● Data excerpts:
[start]

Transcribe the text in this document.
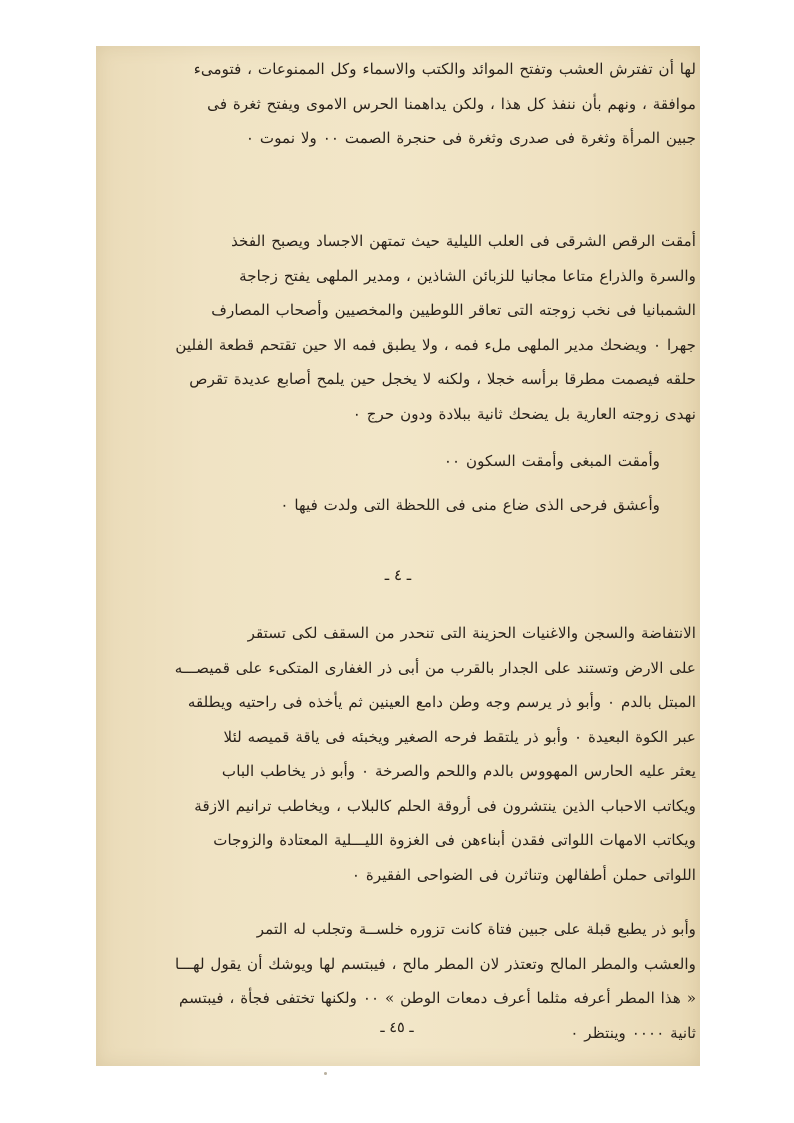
لها أن تفترش العشب وتفتح الموائد والكتب والاسماء وكل الممنوعات ، فتومىء
موافقة ، ونهم بأن ننفذ كل هذا ، ولكن يداهمنا الحرس الاموى ويفتح ثغرة فى
جبين المرأة وثغرة فى صدرى وثغرة فى حنجرة الصمت ٠٠ ولا نموت ٠

أمقت الرقص الشرقى فى العلب الليلية حيث تمتهن الاجساد ويصبح الفخذ
والسرة والذراع متاعا مجانيا للزبائن الشاذين ، ومدير الملهى يفتح زجاجة
الشمبانيا فى نخب زوجته التى تعاقر اللوطيين والمخصيين وأصحاب المصارف
جهرا ٠ ويضحك مدير الملهى ملء فمه ، ولا يطبق فمه الا حين تقتحم قطعة الفلين
حلقه فيصمت مطرقا برأسه خجلا ، ولكنه لا يخجل حين يلمح أصابع عديدة تقرص
نهدى زوجته العارية بل يضحك ثانية ببلادة ودون حرج ٠

وأمقت المبغى وأمقت السكون ٠٠

وأعشق فرحى الذى ضاع منى فى اللحظة التى ولدت فيها ٠

ـ ٤ ـ

الانتفاضة والسجن والاغنيات الحزينة التى تنحدر من السقف لكى تستقر
على الارض وتستند على الجدار بالقرب من أبى ذر الغفارى المتكىء على قميصـــه
المبتل بالدم ٠ وأبو ذر يرسم وجه وطن دامع العينين ثم يأخذه فى راحتيه ويطلقه
عبر الكوة البعيدة ٠ وأبو ذر يلتقط فرحه الصغير ويخبئه فى ياقة قميصه لئلا
يعثر عليه الحارس المهووس بالدم واللحم والصرخة ٠ وأبو ذر يخاطب الباب
ويكاتب الاحباب الذين ينتشرون فى أروقة الحلم كالبلاب ، ويخاطب ترانيم الازقة
ويكاتب الامهات اللواتى فقدن أبناءهن فى الغزوة الليـــلية المعتادة والزوجات
اللواتى حملن أطفالهن وتناثرن فى الضواحى الفقيرة ٠

وأبو ذر يطبع قبلة على جبين فتاة كانت تزوره خلســة وتجلب له التمر
والعشب والمطر المالح وتعتذر لان المطر مالح ، فيبتسم لها ويوشك أن يقول لهـــا
« هذا المطر أعرفه مثلما أعرف دمعات الوطن » ٠٠ ولكنها تختفى فجأة ، فيبتسم
ثانية ٠٠٠٠ وينتظر ٠

ـ ٤٥ ـ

[end]

● Given problem:
Repeat the records in full, exactly as they appear, without the pictures.

● Solution for this task:
Transcribe the text in this document.
لها أن تفترش العشب وتفتح الموائد والكتب والاسماء وكل الممنوعات ، فتومىء
موافقة ، ونهم بأن ننفذ كل هذا ، ولكن يداهمنا الحرس الاموى ويفتح ثغرة فى
جبين المرأة وثغرة فى صدرى وثغرة فى حنجرة الصمت ٠٠ ولا نموت ٠

أمقت الرقص الشرقى فى العلب الليلية حيث تمتهن الاجساد ويصبح الفخذ
والسرة والذراع متاعا مجانيا للزبائن الشاذين ، ومدير الملهى يفتح زجاجة
الشمبانيا فى نخب زوجته التى تعاقر اللوطيين والمخصيين وأصحاب المصارف
جهرا ٠ ويضحك مدير الملهى ملء فمه ، ولا يطبق فمه الا حين تقتحم قطعة الفلين
حلقه فيصمت مطرقا برأسه خجلا ، ولكنه لا يخجل حين يلمح أصابع عديدة تقرص
نهدى زوجته العارية بل يضحك ثانية ببلادة ودون حرج ٠

وأمقت المبغى وأمقت السكون ٠٠

وأعشق فرحى الذى ضاع منى فى اللحظة التى ولدت فيها ٠

ـ ٤ ـ

الانتفاضة والسجن والاغنيات الحزينة التى تنحدر من السقف لكى تستقر
على الارض وتستند على الجدار بالقرب من أبى ذر الغفارى المتكىء على قميصـــه
المبتل بالدم ٠ وأبو ذر يرسم وجه وطن دامع العينين ثم يأخذه فى راحتيه ويطلقه
عبر الكوة البعيدة ٠ وأبو ذر يلتقط فرحه الصغير ويخبئه فى ياقة قميصه لئلا
يعثر عليه الحارس المهووس بالدم واللحم والصرخة ٠ وأبو ذر يخاطب الباب
ويكاتب الاحباب الذين ينتشرون فى أروقة الحلم كالبلاب ، ويخاطب ترانيم الازقة
ويكاتب الامهات اللواتى فقدن أبناءهن فى الغزوة الليـــلية المعتادة والزوجات
اللواتى حملن أطفالهن وتناثرن فى الضواحى الفقيرة ٠

وأبو ذر يطبع قبلة على جبين فتاة كانت تزوره خلســة وتجلب له التمر
والعشب والمطر المالح وتعتذر لان المطر مالح ، فيبتسم لها ويوشك أن يقول لهـــا
« هذا المطر أعرفه مثلما أعرف دمعات الوطن » ٠٠ ولكنها تختفى فجأة ، فيبتسم
ثانية ٠٠٠٠ وينتظر ٠

ـ ٤٥ ـ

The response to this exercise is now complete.